Exercise: Each line below should be reproduced without any alteration.

Supplied data:

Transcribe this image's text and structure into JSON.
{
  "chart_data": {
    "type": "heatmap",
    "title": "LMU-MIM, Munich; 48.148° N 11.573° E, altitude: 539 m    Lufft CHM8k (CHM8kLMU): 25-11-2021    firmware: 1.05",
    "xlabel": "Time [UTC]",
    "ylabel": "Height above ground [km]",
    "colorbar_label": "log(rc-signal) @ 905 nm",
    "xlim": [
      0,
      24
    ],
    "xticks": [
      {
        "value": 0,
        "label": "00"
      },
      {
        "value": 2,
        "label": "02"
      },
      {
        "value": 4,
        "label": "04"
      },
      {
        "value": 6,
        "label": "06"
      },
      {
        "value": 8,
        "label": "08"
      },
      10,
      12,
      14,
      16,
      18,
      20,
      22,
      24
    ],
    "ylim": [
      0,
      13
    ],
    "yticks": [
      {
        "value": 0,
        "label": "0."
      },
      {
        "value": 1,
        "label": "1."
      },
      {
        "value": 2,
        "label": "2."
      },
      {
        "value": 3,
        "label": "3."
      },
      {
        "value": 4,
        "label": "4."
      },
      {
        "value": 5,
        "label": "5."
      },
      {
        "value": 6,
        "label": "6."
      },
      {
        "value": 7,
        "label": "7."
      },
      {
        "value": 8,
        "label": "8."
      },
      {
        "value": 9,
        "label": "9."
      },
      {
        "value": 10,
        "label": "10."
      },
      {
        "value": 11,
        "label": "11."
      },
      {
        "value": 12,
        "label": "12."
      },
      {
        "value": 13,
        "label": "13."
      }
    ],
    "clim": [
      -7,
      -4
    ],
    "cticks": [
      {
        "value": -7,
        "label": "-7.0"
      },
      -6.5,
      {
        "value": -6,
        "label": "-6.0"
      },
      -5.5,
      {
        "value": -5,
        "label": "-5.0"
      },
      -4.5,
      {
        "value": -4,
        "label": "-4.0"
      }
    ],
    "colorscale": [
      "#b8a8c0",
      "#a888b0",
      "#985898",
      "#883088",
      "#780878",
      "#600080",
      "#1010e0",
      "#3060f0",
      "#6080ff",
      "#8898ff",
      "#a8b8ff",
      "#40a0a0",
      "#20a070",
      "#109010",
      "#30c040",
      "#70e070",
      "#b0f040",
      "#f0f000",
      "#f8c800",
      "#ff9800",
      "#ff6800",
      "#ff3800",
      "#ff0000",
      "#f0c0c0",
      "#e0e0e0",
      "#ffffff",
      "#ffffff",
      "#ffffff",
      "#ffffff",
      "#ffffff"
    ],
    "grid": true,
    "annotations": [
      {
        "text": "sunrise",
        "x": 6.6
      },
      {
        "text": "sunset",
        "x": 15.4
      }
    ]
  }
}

Output for this exercise:
Transcribe this image's text and structure into JSON.
{
  "chart_data": {
    "type": "heatmap",
    "title": "LMU-MIM, Munich; 48.148° N 11.573° E, altitude: 539 m    Lufft CHM8k (CHM8kLMU): 25-11-2021    firmware: 1.05",
    "xlabel": "Time [UTC]",
    "ylabel": "Height above ground [km]",
    "colorbar_label": "log(rc-signal) @ 905 nm",
    "xlim": [
      0,
      24
    ],
    "xticks": [
      {
        "value": 0,
        "label": "00"
      },
      {
        "value": 2,
        "label": "02"
      },
      {
        "value": 4,
        "label": "04"
      },
      {
        "value": 6,
        "label": "06"
      },
      {
        "value": 8,
        "label": "08"
      },
      10,
      12,
      14,
      16,
      18,
      20,
      22,
      24
    ],
    "ylim": [
      0,
      13
    ],
    "yticks": [
      {
        "value": 0,
        "label": "0."
      },
      {
        "value": 1,
        "label": "1."
      },
      {
        "value": 2,
        "label": "2."
      },
      {
        "value": 3,
        "label": "3."
      },
      {
        "value": 4,
        "label": "4."
      },
      {
        "value": 5,
        "label": "5."
      },
      {
        "value": 6,
        "label": "6."
      },
      {
        "value": 7,
        "label": "7."
      },
      {
        "value": 8,
        "label": "8."
      },
      {
        "value": 9,
        "label": "9."
      },
      {
        "value": 10,
        "label": "10."
      },
      {
        "value": 11,
        "label": "11."
      },
      {
        "value": 12,
        "label": "12."
      },
      {
        "value": 13,
        "label": "13."
      }
    ],
    "clim": [
      -7,
      -4
    ],
    "cticks": [
      {
        "value": -7,
        "label": "-7.0"
      },
      -6.5,
      {
        "value": -6,
        "label": "-6.0"
      },
      -5.5,
      {
        "value": -5,
        "label": "-5.0"
      },
      -4.5,
      {
        "value": -4,
        "label": "-4.0"
      }
    ],
    "colorscale": [
      "#b8a8c0",
      "#a888b0",
      "#985898",
      "#883088",
      "#780878",
      "#600080",
      "#1010e0",
      "#3060f0",
      "#6080ff",
      "#8898ff",
      "#a8b8ff",
      "#40a0a0",
      "#20a070",
      "#109010",
      "#30c040",
      "#70e070",
      "#b0f040",
      "#f0f000",
      "#f8c800",
      "#ff9800",
      "#ff6800",
      "#ff3800",
      "#ff0000",
      "#f0c0c0",
      "#e0e0e0",
      "#ffffff",
      "#ffffff",
      "#ffffff",
      "#ffffff",
      "#ffffff"
    ],
    "grid": true,
    "annotations": [
      {
        "text": "sunrise",
        "x": 6.6
      },
      {
        "text": "sunset",
        "x": 15.4
      }
    ]
  }
}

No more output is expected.